> _Written instruction_: Your task is to transcribe all of the records exactly and leave out the pictures.

> _Stored records_:
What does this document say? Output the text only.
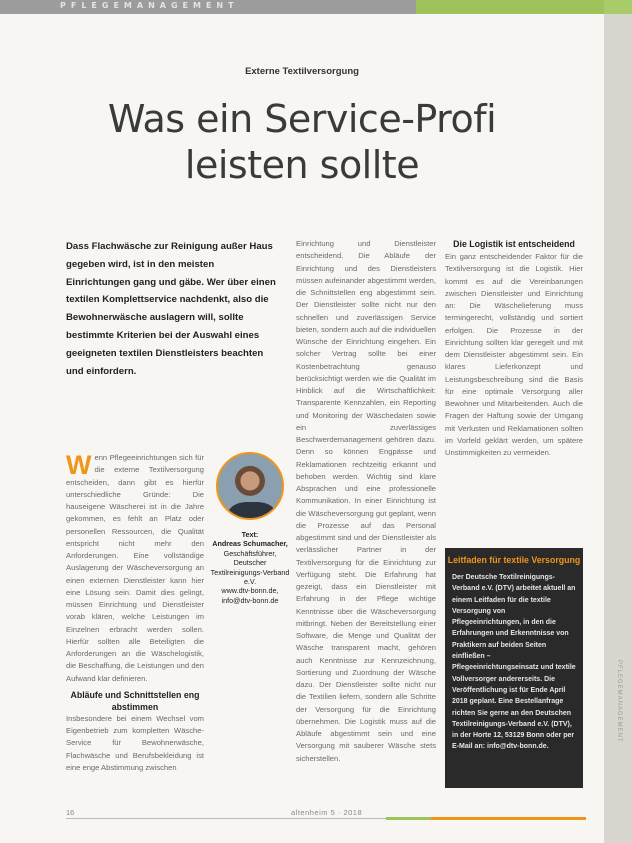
PFLEGEMANAGEMENT
Externe Textilversorgung
Was ein Service-Profi
leisten sollte
Dass Flachwäsche zur Reinigung außer Haus gegeben wird, ist in den meisten Einrichtungen gang und gäbe. Wer über einen textilen Komplettservice nachdenkt, also die Bewohnerwäsche auslagern will, sollte bestimmte Kriterien bei der Auswahl eines geeigneten textilen Dienstleisters beachten und einfordern.
Wenn Pflegeeinrichtungen sich für die externe Textilversorgung entscheiden, dann gibt es hierfür unterschiedliche Gründe: Die hauseigene Wäscherei ist in die Jahre gekommen, es fehlt an Platz oder personellen Ressourcen, die Qualität entspricht nicht mehr den Anforderungen. Eine vollständige Auslagerung der Wäscheversorgung an einen externen Dienstleister kann hier eine Lösung sein. Damit dies gelingt, müssen Einrichtung und Dienstleister vorab klären, welche Leistungen im Einzelnen erbracht werden sollen. Hierfür sollten alle Beteiligten die Anforderungen an die Wäschelogistik, die Beschaffung, die Leistungen und den Aufwand klar definieren.
Abläufe und Schnittstellen eng abstimmen
Insbesondere bei einem Wechsel vom Eigenbetrieb zum kompletten Wäsche-Service für Bewohnerwäsche, Flachwäsche und Berufsbekleidung ist eine enge Abstimmung zwischen
Text:
Andreas Schumacher,
Geschäftsführer, Deutscher Textilreinigungs-Verband e.V.
www.dtv-bonn.de,
info@dtv-bonn.de
Einrichtung und Dienstleister entscheidend. Die Abläufe der Einrichtung und des Dienstleisters müssen aufeinander abgestimmt werden, die Schnittstellen eng abgestimmt sein. Der Dienstleister sollte nicht nur den schnellen und zuverlässigen Service bieten, sondern auch auf die individuellen Wünsche der Einrichtung eingehen. Ein solcher Vertrag sollte bei einer Kostenbetrachtung genauso berücksichtigt werden wie die Qualität im Hinblick auf die Wirtschaftlichkeit: Transparente Kennzahlen, ein Reporting und Monitoring der Wäschedaten sowie ein zuverlässiges Beschwerdemanagement gehören dazu. Denn so können Engpässe und Reklamationen rechtzeitig erkannt und behoben werden. Wichtig sind klare Absprachen und eine professionelle Kommunikation. In einer Einrichtung ist die Wäscheversorgung gut geplant, wenn die Prozesse auf das Personal abgestimmt sind und der Dienstleister als verlässlicher Partner in der Textilversorgung für die Einrichtung zur Verfügung steht. Die Erfahrung hat gezeigt, dass ein Dienstleister mit Erfahrung in der Pflege wichtige Kenntnisse über die Wäscheversorgung mitbringt. Neben der Bereitstellung einer Software, die Menge und Qualität der Wäsche transparent macht, gehören auch Kenntnisse zur Kennzeichnung, Sortierung und Zuordnung der Wäsche dazu. Der Dienstleister sollte nicht nur die Textilien liefern, sondern alle Schritte der Versorgung für die Einrichtung übernehmen. Die Logistik muss auf die Abläufe abgestimmt sein und eine Versorgung mit sauberer Wäsche stets sicherstellen.
Die Logistik ist entscheidend
Ein ganz entscheidender Faktor für die Textilversorgung ist die Logistik. Hier kommt es auf die Vereinbarungen zwischen Dienstleister und Einrichtung an: Die Wäschelieferung muss termingerecht, vollständig und sortiert erfolgen. Die Prozesse in der Einrichtung sollten klar geregelt und mit dem Dienstleister abgestimmt sein. Ein klares Lieferkonzept und Leistungsbeschreibung sind die Basis für eine optimale Versorgung aller Bewohner und Mitarbeitenden. Auch die Fragen der Haftung sowie der Umgang mit Verlusten und Reklamationen sollten im Vorfeld geklärt werden, um spätere Unstimmigkeiten zu vermeiden.
Leitfaden für textile Versorgung
Der Deutsche Textilreinigungs-Verband e.V. (DTV) arbeitet aktuell an einem Leitfaden für die textile Versorgung von Pflegeeinrichtungen, in den die Erfahrungen und Erkenntnisse von Praktikern auf beiden Seiten einfließen – Pflegeeinrichtungseinsatz und textile Vollversorger andererseits. Die Veröffentlichung ist für Ende April 2018 geplant. Eine Bestellanfrage richten Sie gerne an den Deutschen Textilreinigungs-Verband e.V. (DTV), in der Horte 12, 53129 Bonn oder per E-Mail an: info@dtv-bonn.de.
16	altenheim 5 · 2018
PFLEGEMANAGEMENT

> _Solution for this exercise_:
What does this document say? Output the text only.
PFLEGEMANAGEMENT
Externe Textilversorgung
Was ein Service-Profi
leisten sollte
Dass Flachwäsche zur Reinigung außer Haus gegeben wird, ist in den meisten Einrichtungen gang und gäbe. Wer über einen textilen Komplettservice nachdenkt, also die Bewohnerwäsche auslagern will, sollte bestimmte Kriterien bei der Auswahl eines geeigneten textilen Dienstleisters beachten und einfordern.
Wenn Pflegeeinrichtungen sich für die externe Textilversorgung entscheiden, dann gibt es hierfür unterschiedliche Gründe: Die hauseigene Wäscherei ist in die Jahre gekommen, es fehlt an Platz oder personellen Ressourcen, die Qualität entspricht nicht mehr den Anforderungen. Eine vollständige Auslagerung der Wäscheversorgung an einen externen Dienstleister kann hier eine Lösung sein. Damit dies gelingt, müssen Einrichtung und Dienstleister vorab klären, welche Leistungen im Einzelnen erbracht werden sollen. Hierfür sollten alle Beteiligten die Anforderungen an die Wäschelogistik, die Beschaffung, die Leistungen und den Aufwand klar definieren.
Abläufe und Schnittstellen eng abstimmen
Insbesondere bei einem Wechsel vom Eigenbetrieb zum kompletten Wäsche-Service für Bewohnerwäsche, Flachwäsche und Berufsbekleidung ist eine enge Abstimmung zwischen
Text:
Andreas Schumacher,
Geschäftsführer, Deutscher Textilreinigungs-Verband e.V.
www.dtv-bonn.de,
info@dtv-bonn.de
Einrichtung und Dienstleister entscheidend. Die Abläufe der Einrichtung und des Dienstleisters müssen aufeinander abgestimmt werden, die Schnittstellen eng abgestimmt sein. Der Dienstleister sollte nicht nur den schnellen und zuverlässigen Service bieten, sondern auch auf die individuellen Wünsche der Einrichtung eingehen. Ein solcher Vertrag sollte bei einer Kostenbetrachtung genauso berücksichtigt werden wie die Qualität im Hinblick auf die Wirtschaftlichkeit: Transparente Kennzahlen, ein Reporting und Monitoring der Wäschedaten sowie ein zuverlässiges Beschwerdemanagement gehören dazu. Denn so können Engpässe und Reklamationen rechtzeitig erkannt und behoben werden. Wichtig sind klare Absprachen und eine professionelle Kommunikation. In einer Einrichtung ist die Wäscheversorgung gut geplant, wenn die Prozesse auf das Personal abgestimmt sind und der Dienstleister als verlässlicher Partner in der Textilversorgung für die Einrichtung zur Verfügung steht. Die Erfahrung hat gezeigt, dass ein Dienstleister mit Erfahrung in der Pflege wichtige Kenntnisse über die Wäscheversorgung mitbringt. Neben der Bereitstellung einer Software, die Menge und Qualität der Wäsche transparent macht, gehören auch Kenntnisse zur Kennzeichnung, Sortierung und Zuordnung der Wäsche dazu. Der Dienstleister sollte nicht nur die Textilien liefern, sondern alle Schritte der Versorgung für die Einrichtung übernehmen. Die Logistik muss auf die Abläufe abgestimmt sein und eine Versorgung mit sauberer Wäsche stets sicherstellen.
Die Logistik ist entscheidend
Ein ganz entscheidender Faktor für die Textilversorgung ist die Logistik. Hier kommt es auf die Vereinbarungen zwischen Dienstleister und Einrichtung an: Die Wäschelieferung muss termingerecht, vollständig und sortiert erfolgen. Die Prozesse in der Einrichtung sollten klar geregelt und mit dem Dienstleister abgestimmt sein. Ein klares Lieferkonzept und Leistungsbeschreibung sind die Basis für eine optimale Versorgung aller Bewohner und Mitarbeitenden. Auch die Fragen der Haftung sowie der Umgang mit Verlusten und Reklamationen sollten im Vorfeld geklärt werden, um spätere Unstimmigkeiten zu vermeiden.
Leitfaden für textile Versorgung
Der Deutsche Textilreinigungs-Verband e.V. (DTV) arbeitet aktuell an einem Leitfaden für die textile Versorgung von Pflegeeinrichtungen, in den die Erfahrungen und Erkenntnisse von Praktikern auf beiden Seiten einfließen – Pflegeeinrichtungseinsatz und textile Vollversorger andererseits. Die Veröffentlichung ist für Ende April 2018 geplant. Eine Bestellanfrage richten Sie gerne an den Deutschen Textilreinigungs-Verband e.V. (DTV), in der Horte 12, 53129 Bonn oder per E-Mail an: info@dtv-bonn.de.
16	altenheim 5 · 2018
PFLEGEMANAGEMENT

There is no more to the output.